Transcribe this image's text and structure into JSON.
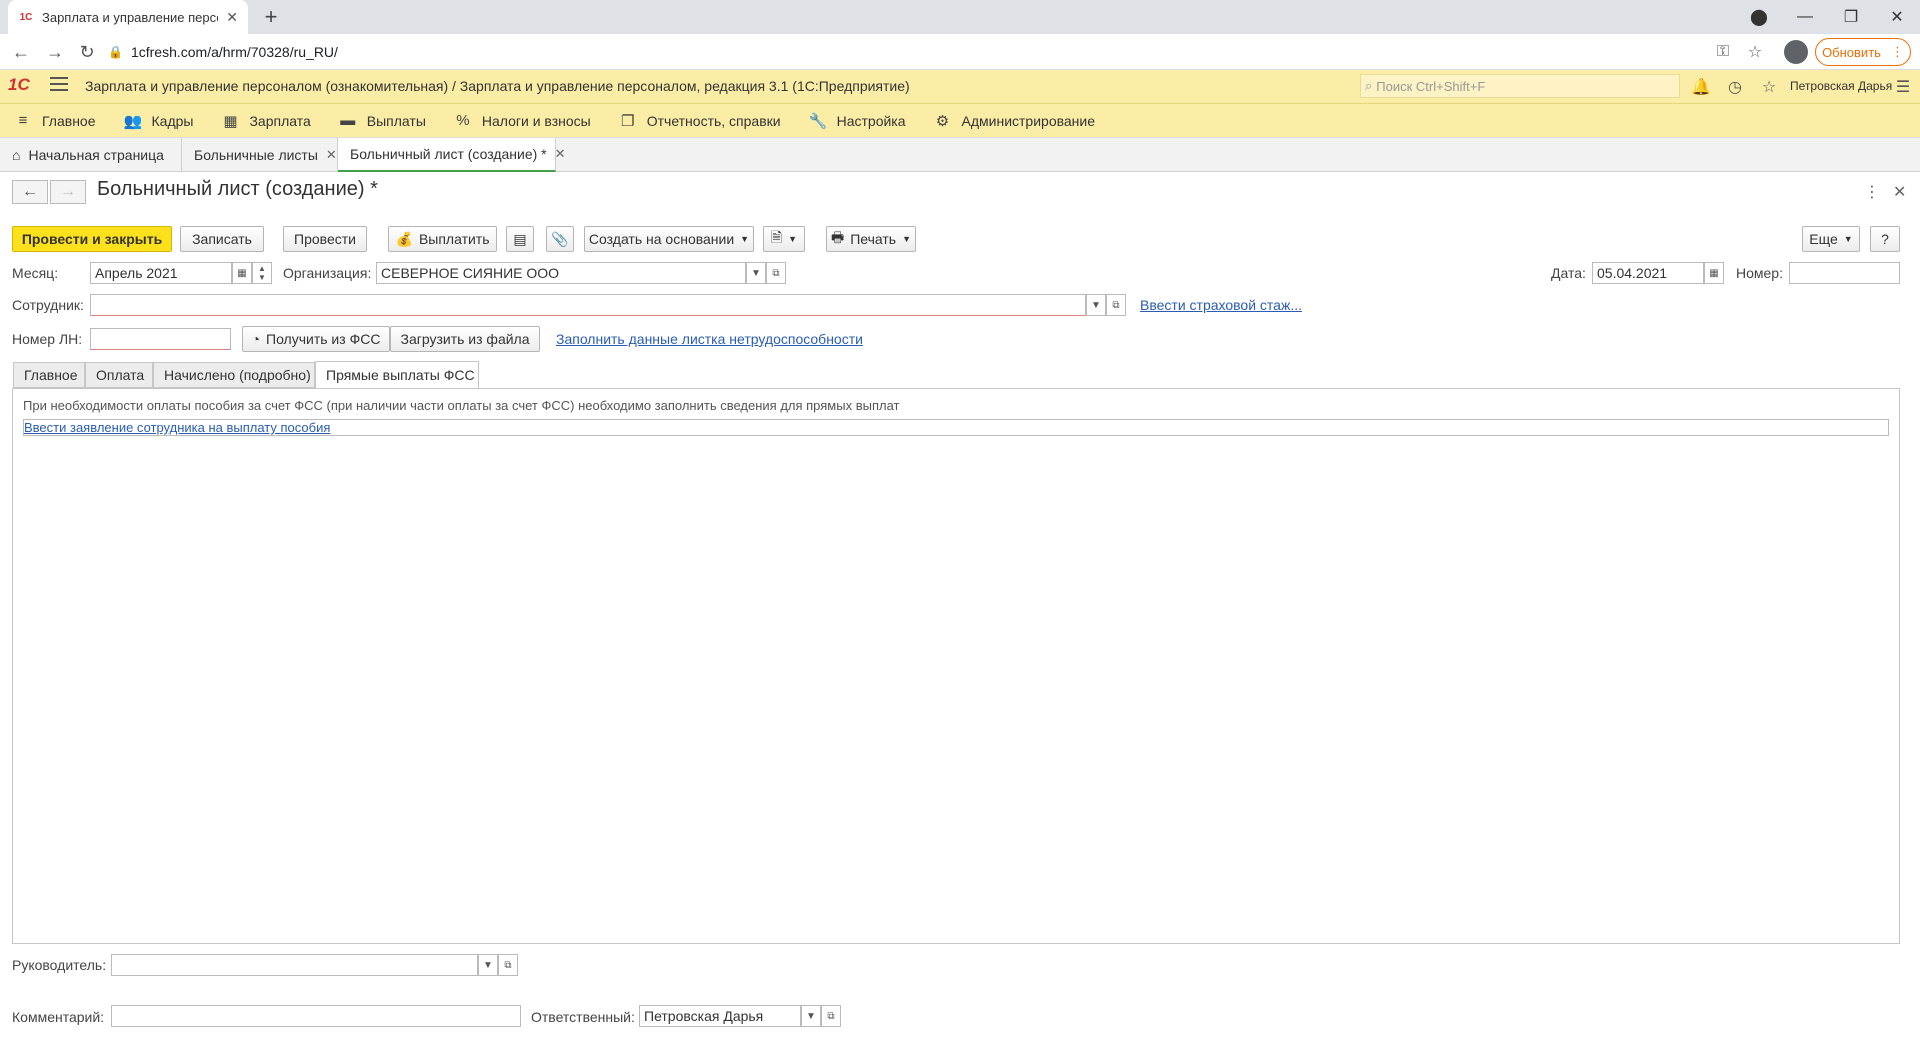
{
  "browser": {
    "tab_title": "Зарплата и управление персон...",
    "favicon": "1С",
    "url": "1cfresh.com/a/hrm/70328/ru_RU/",
    "update_label": "Обновить"
  },
  "app": {
    "logo": "1С",
    "title": "Зарплата и управление персоналом (ознакомительная) / Зарплата и управление персоналом, редакция 3.1  (1С:Предприятие)",
    "search_placeholder": "Поиск Ctrl+Shift+F",
    "user": "Петровская Дарья"
  },
  "sections": [
    {
      "label": "Главное",
      "icon": "≡"
    },
    {
      "label": "Кадры",
      "icon": "👥"
    },
    {
      "label": "Зарплата",
      "icon": "▦"
    },
    {
      "label": "Выплаты",
      "icon": "▬"
    },
    {
      "label": "Налоги и взносы",
      "icon": "%"
    },
    {
      "label": "Отчетность, справки",
      "icon": "❐"
    },
    {
      "label": "Настройка",
      "icon": "🔧"
    },
    {
      "label": "Администрирование",
      "icon": "⚙"
    }
  ],
  "window_tabs": {
    "home": "Начальная страница",
    "list": "Больничные листы",
    "current": "Больничный лист (создание) *"
  },
  "form": {
    "title": "Больничный лист (создание) *",
    "toolbar": {
      "post_close": "Провести и закрыть",
      "save": "Записать",
      "post": "Провести",
      "pay": "Выплатить",
      "create_based": "Создать на основании",
      "print": "Печать",
      "more": "Еще",
      "help": "?"
    },
    "month_label": "Месяц:",
    "month_value": "Апрель 2021",
    "org_label": "Организация:",
    "org_value": "СЕВЕРНОЕ СИЯНИЕ ООО",
    "date_label": "Дата:",
    "date_value": "05.04.2021",
    "number_label": "Номер:",
    "number_value": "",
    "employee_label": "Сотрудник:",
    "employee_value": "",
    "insurance_link": "Ввести страховой стаж...",
    "ln_label": "Номер ЛН:",
    "ln_value": "",
    "get_fss": "Получить из ФСС",
    "load_file": "Загрузить из файла",
    "fill_link": "Заполнить данные листка нетрудоспособности",
    "tabs": [
      "Главное",
      "Оплата",
      "Начислено (подробно)",
      "Прямые выплаты ФСС"
    ],
    "panel_text": "При необходимости оплаты пособия за счет ФСС (при наличии части оплаты за счет ФСС) необходимо заполнить сведения для прямых выплат",
    "panel_link": "Ввести заявление сотрудника на выплату пособия",
    "manager_label": "Руководитель:",
    "manager_value": "",
    "comment_label": "Комментарий:",
    "comment_value": "",
    "responsible_label": "Ответственный:",
    "responsible_value": "Петровская Дарья"
  }
}
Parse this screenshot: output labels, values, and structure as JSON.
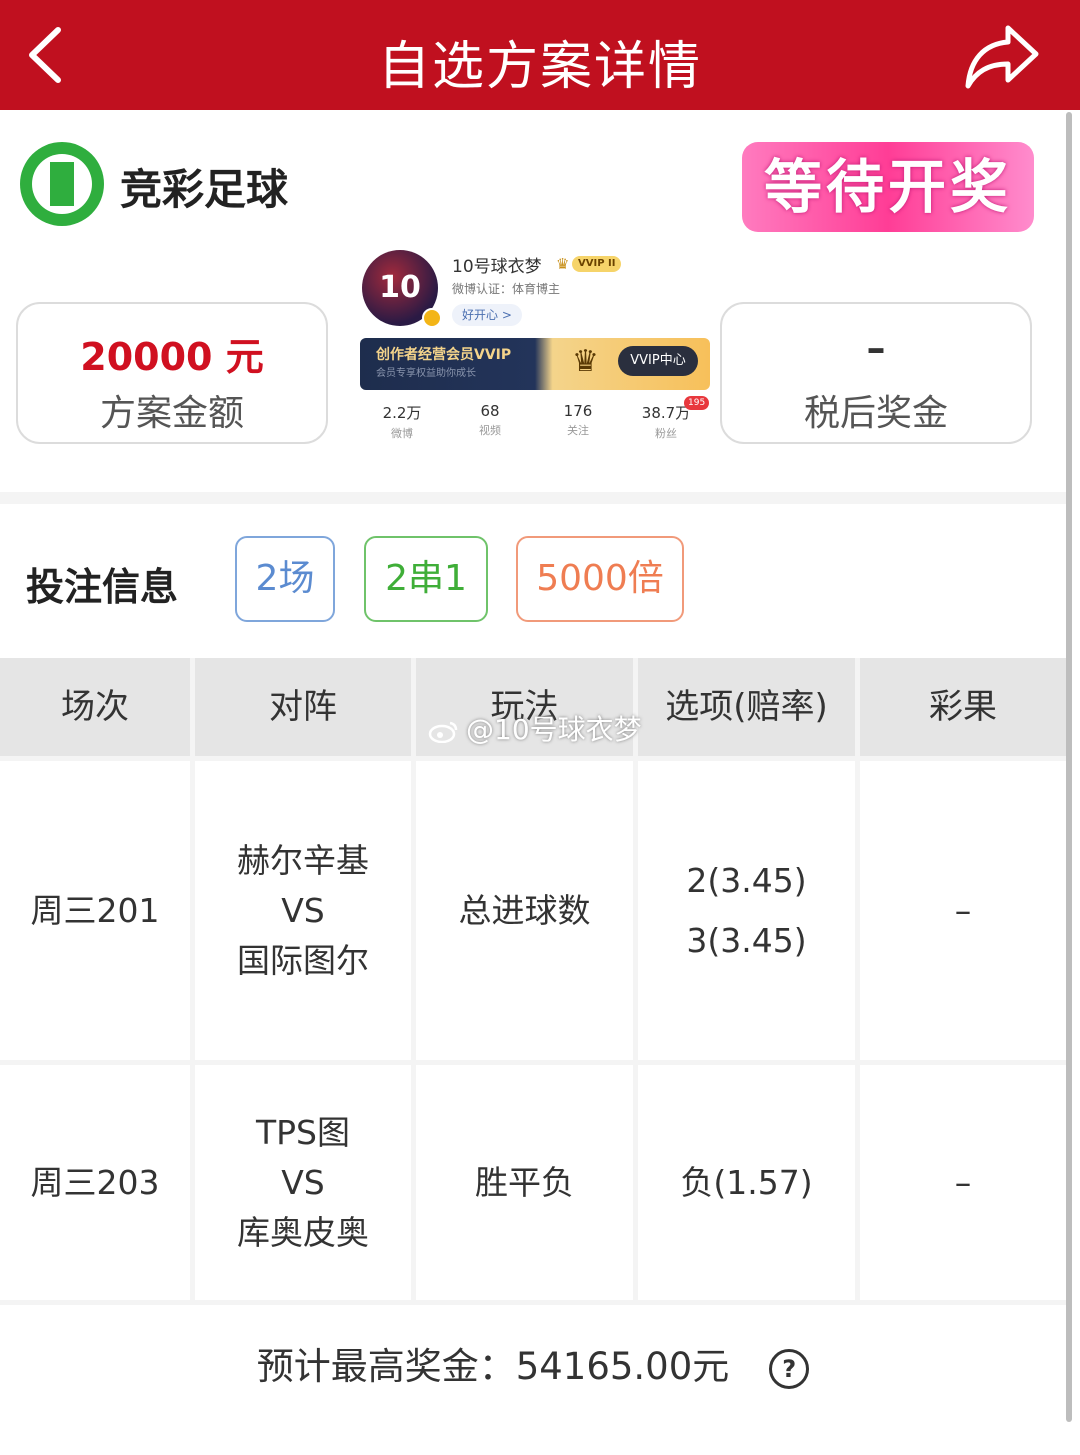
{
  "header": {
    "title": "自选方案详情",
    "back_icon": "chevron-left-icon",
    "share_icon": "share-arrow-icon",
    "bg_color": "#c0101f"
  },
  "brand": {
    "name": "竞彩足球",
    "promo": "等待开奖"
  },
  "plan_amount": {
    "value": "20000 元",
    "label": "方案金额"
  },
  "after_tax_prize": {
    "value": "–",
    "label": "税后奖金"
  },
  "profile": {
    "name": "10号球衣梦",
    "vip_badge": "VVIP II",
    "certification": "微博认证：体育博主",
    "mood": "好开心 >",
    "avatar_number": "10",
    "vip_bar_title": "创作者经营会员VVIP",
    "vip_bar_sub": "会员专享权益助你成长",
    "vip_center": "VVIP中心",
    "stats": [
      {
        "num": "2.2万",
        "unit": "微博"
      },
      {
        "num": "68",
        "unit": "视频"
      },
      {
        "num": "176",
        "unit": "关注"
      },
      {
        "num": "38.7万",
        "unit": "粉丝"
      }
    ],
    "fans_badge": "195"
  },
  "bet_info": {
    "label": "投注信息",
    "matches": "2场",
    "combo": "2串1",
    "multiplier": "5000倍"
  },
  "table": {
    "headers": [
      "场次",
      "对阵",
      "玩法",
      "选项(赔率)",
      "彩果"
    ],
    "rows": [
      {
        "session": "周三201",
        "home": "赫尔辛基",
        "vs": "VS",
        "away": "国际图尔",
        "play": "总进球数",
        "options": [
          "2(3.45)",
          "3(3.45)"
        ],
        "result": "–"
      },
      {
        "session": "周三203",
        "home": "TPS图",
        "vs": "VS",
        "away": "库奥皮奥",
        "play": "胜平负",
        "options": [
          "负(1.57)"
        ],
        "result": "–"
      }
    ]
  },
  "watermark": "@10号球衣梦",
  "footer": {
    "label": "预计最高奖金：",
    "value": "54165.00元",
    "help_icon": "question-circle-icon"
  }
}
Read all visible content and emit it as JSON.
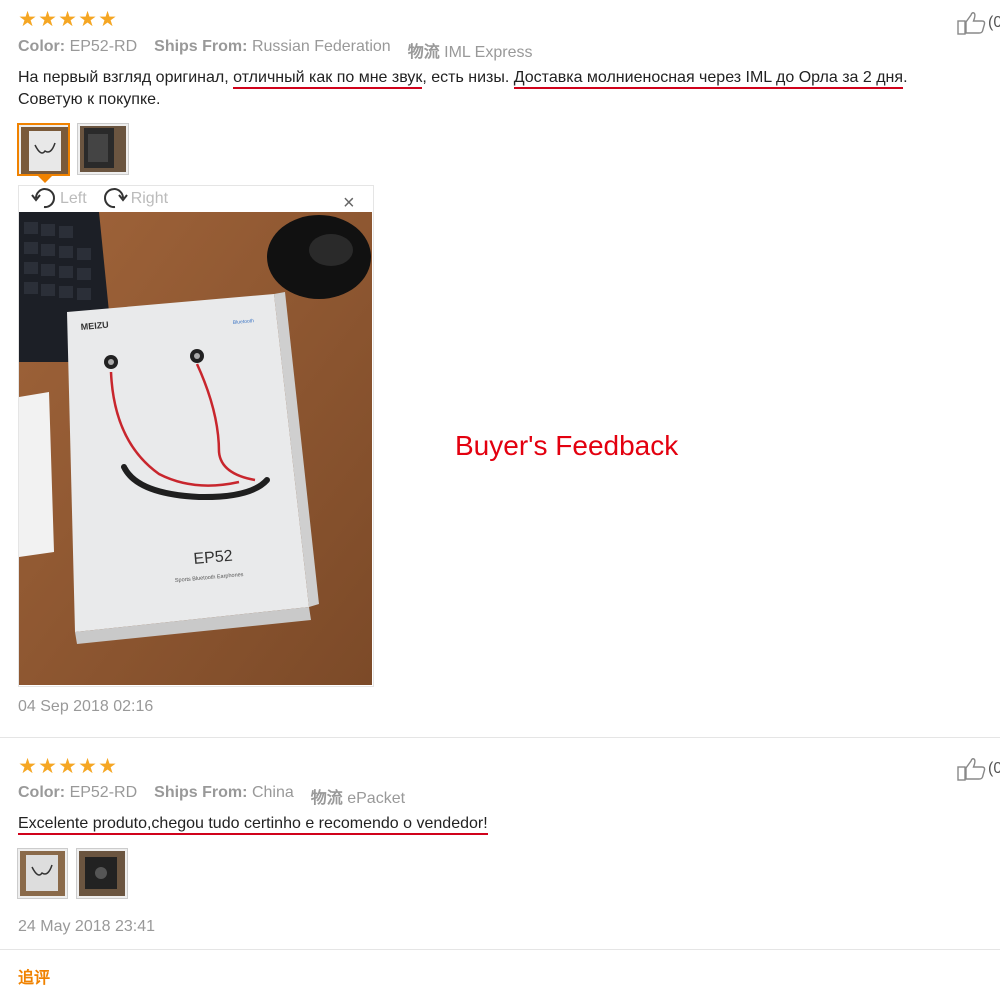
{
  "reviews": [
    {
      "rating": 5,
      "like_count": "(0",
      "color_label": "Color:",
      "color_value": "EP52-RD",
      "ships_label": "Ships From:",
      "ships_value": "Russian Federation",
      "logistics_label": "物流",
      "logistics_value": "IML Express",
      "text": {
        "p1": "На первый взгляд оригинал, ",
        "u1": "отличный как по мне звук",
        "p2": ", есть низы. ",
        "u2": "Доставка молниеносная через IML до Орла за 2 дня",
        "p3": ".",
        "line2": "Советую к покупке."
      },
      "viewer": {
        "rotate_left_label": "Left",
        "rotate_right_label": "Right",
        "close_label": "×",
        "image_brand": "MEIZU",
        "image_model": "EP52",
        "image_caption": "Sports Bluetooth Earphones",
        "image_badge": "Bluetooth"
      },
      "date": "04 Sep 2018 02:16"
    },
    {
      "rating": 5,
      "like_count": "(0",
      "color_label": "Color:",
      "color_value": "EP52-RD",
      "ships_label": "Ships From:",
      "ships_value": "China",
      "logistics_label": "物流",
      "logistics_value": "ePacket",
      "text": {
        "u1": "Excelente produto,chegou tudo certinho e recomendo o vendedor!"
      },
      "date": "24 May 2018 23:41"
    }
  ],
  "annotation": "Buyer's Feedback",
  "followup_label": "追评",
  "icons": {
    "star": "★",
    "like": "thumbs-up-icon",
    "rotate_left": "rotate-left-icon",
    "rotate_right": "rotate-right-icon",
    "close": "close-icon"
  },
  "colors": {
    "star": "#f5a623",
    "underline": "#d0021b",
    "annotation": "#e3000f",
    "active_thumb": "#f08200"
  }
}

+===+

# Task requirements:
Pictures are to be left out; the records above must be repeated word for word.

# Exercise answer:
Transcribe this image's text and structure into JSON.
{
  "browser": {
    "tab_title": "Зарплата и управление персон...",
    "favicon": "1С",
    "url": "1cfresh.com/a/hrm/70328/ru_RU/",
    "update_label": "Обновить"
  },
  "app": {
    "logo": "1С",
    "title": "Зарплата и управление персоналом (ознакомительная) / Зарплата и управление персоналом, редакция 3.1  (1С:Предприятие)",
    "search_placeholder": "Поиск Ctrl+Shift+F",
    "user": "Петровская Дарья"
  },
  "sections": [
    {
      "label": "Главное",
      "icon": "≡"
    },
    {
      "label": "Кадры",
      "icon": "👥"
    },
    {
      "label": "Зарплата",
      "icon": "▦"
    },
    {
      "label": "Выплаты",
      "icon": "▬"
    },
    {
      "label": "Налоги и взносы",
      "icon": "%"
    },
    {
      "label": "Отчетность, справки",
      "icon": "❐"
    },
    {
      "label": "Настройка",
      "icon": "🔧"
    },
    {
      "label": "Администрирование",
      "icon": "⚙"
    }
  ],
  "window_tabs": {
    "home": "Начальная страница",
    "list": "Больничные листы",
    "current": "Больничный лист (создание) *"
  },
  "form": {
    "title": "Больничный лист (создание) *",
    "toolbar": {
      "post_close": "Провести и закрыть",
      "save": "Записать",
      "post": "Провести",
      "pay": "Выплатить",
      "create_based": "Создать на основании",
      "print": "Печать",
      "more": "Еще",
      "help": "?"
    },
    "month_label": "Месяц:",
    "month_value": "Апрель 2021",
    "org_label": "Организация:",
    "org_value": "СЕВЕРНОЕ СИЯНИЕ ООО",
    "date_label": "Дата:",
    "date_value": "05.04.2021",
    "number_label": "Номер:",
    "number_value": "",
    "employee_label": "Сотрудник:",
    "employee_value": "",
    "insurance_link": "Ввести страховой стаж...",
    "ln_label": "Номер ЛН:",
    "ln_value": "",
    "get_fss": "Получить из ФСС",
    "load_file": "Загрузить из файла",
    "fill_link": "Заполнить данные листка нетрудоспособности",
    "tabs": [
      "Главное",
      "Оплата",
      "Начислено (подробно)",
      "Прямые выплаты ФСС"
    ],
    "panel_text": "При необходимости оплаты пособия за счет ФСС (при наличии части оплаты за счет ФСС) необходимо заполнить сведения для прямых выплат",
    "panel_link": "Ввести заявление сотрудника на выплату пособия",
    "manager_label": "Руководитель:",
    "manager_value": "",
    "comment_label": "Комментарий:",
    "comment_value": "",
    "responsible_label": "Ответственный:",
    "responsible_value": "Петровская Дарья"
  }
}
Parse this screenshot: output labels, values, and structure as JSON.
{
  "header": {
    "title": "自选方案详情",
    "back_icon": "chevron-left-icon",
    "share_icon": "share-arrow-icon",
    "bg_color": "#c0101f"
  },
  "brand": {
    "name": "竞彩足球",
    "promo": "等待开奖"
  },
  "plan_amount": {
    "value": "20000 元",
    "label": "方案金额"
  },
  "after_tax_prize": {
    "value": "–",
    "label": "税后奖金"
  },
  "profile": {
    "name": "10号球衣梦",
    "vip_badge": "VVIP II",
    "certification": "微博认证：体育博主",
    "mood": "好开心 >",
    "avatar_number": "10",
    "vip_bar_title": "创作者经营会员VVIP",
    "vip_bar_sub": "会员专享权益助你成长",
    "vip_center": "VVIP中心",
    "stats": [
      {
        "num": "2.2万",
        "unit": "微博"
      },
      {
        "num": "68",
        "unit": "视频"
      },
      {
        "num": "176",
        "unit": "关注"
      },
      {
        "num": "38.7万",
        "unit": "粉丝"
      }
    ],
    "fans_badge": "195"
  },
  "bet_info": {
    "label": "投注信息",
    "matches": "2场",
    "combo": "2串1",
    "multiplier": "5000倍"
  },
  "table": {
    "headers": [
      "场次",
      "对阵",
      "玩法",
      "选项(赔率)",
      "彩果"
    ],
    "rows": [
      {
        "session": "周三201",
        "home": "赫尔辛基",
        "vs": "VS",
        "away": "国际图尔",
        "play": "总进球数",
        "options": [
          "2(3.45)",
          "3(3.45)"
        ],
        "result": "–"
      },
      {
        "session": "周三203",
        "home": "TPS图",
        "vs": "VS",
        "away": "库奥皮奥",
        "play": "胜平负",
        "options": [
          "负(1.57)"
        ],
        "result": "–"
      }
    ]
  },
  "watermark": "@10号球衣梦",
  "footer": {
    "label": "预计最高奖金：",
    "value": "54165.00元",
    "help_icon": "question-circle-icon"
  }
}
Read all visible content and emit it as JSON.
{
  "reviews": [
    {
      "rating": 5,
      "like_count": "(0",
      "color_label": "Color:",
      "color_value": "EP52-RD",
      "ships_label": "Ships From:",
      "ships_value": "Russian Federation",
      "logistics_label": "物流",
      "logistics_value": "IML Express",
      "text": {
        "p1": "На первый взгляд оригинал, ",
        "u1": "отличный как по мне звук",
        "p2": ", есть низы. ",
        "u2": "Доставка молниеносная через IML до Орла за 2 дня",
        "p3": ".",
        "line2": "Советую к покупке."
      },
      "viewer": {
        "rotate_left_label": "Left",
        "rotate_right_label": "Right",
        "close_label": "×",
        "image_brand": "MEIZU",
        "image_model": "EP52",
        "image_caption": "Sports Bluetooth Earphones",
        "image_badge": "Bluetooth"
      },
      "date": "04 Sep 2018 02:16"
    },
    {
      "rating": 5,
      "like_count": "(0",
      "color_label": "Color:",
      "color_value": "EP52-RD",
      "ships_label": "Ships From:",
      "ships_value": "China",
      "logistics_label": "物流",
      "logistics_value": "ePacket",
      "text": {
        "u1": "Excelente produto,chegou tudo certinho e recomendo o vendedor!"
      },
      "date": "24 May 2018 23:41"
    }
  ],
  "annotation": "Buyer's Feedback",
  "followup_label": "追评",
  "icons": {
    "star": "★",
    "like": "thumbs-up-icon",
    "rotate_left": "rotate-left-icon",
    "rotate_right": "rotate-right-icon",
    "close": "close-icon"
  },
  "colors": {
    "star": "#f5a623",
    "underline": "#d0021b",
    "annotation": "#e3000f",
    "active_thumb": "#f08200"
  }
}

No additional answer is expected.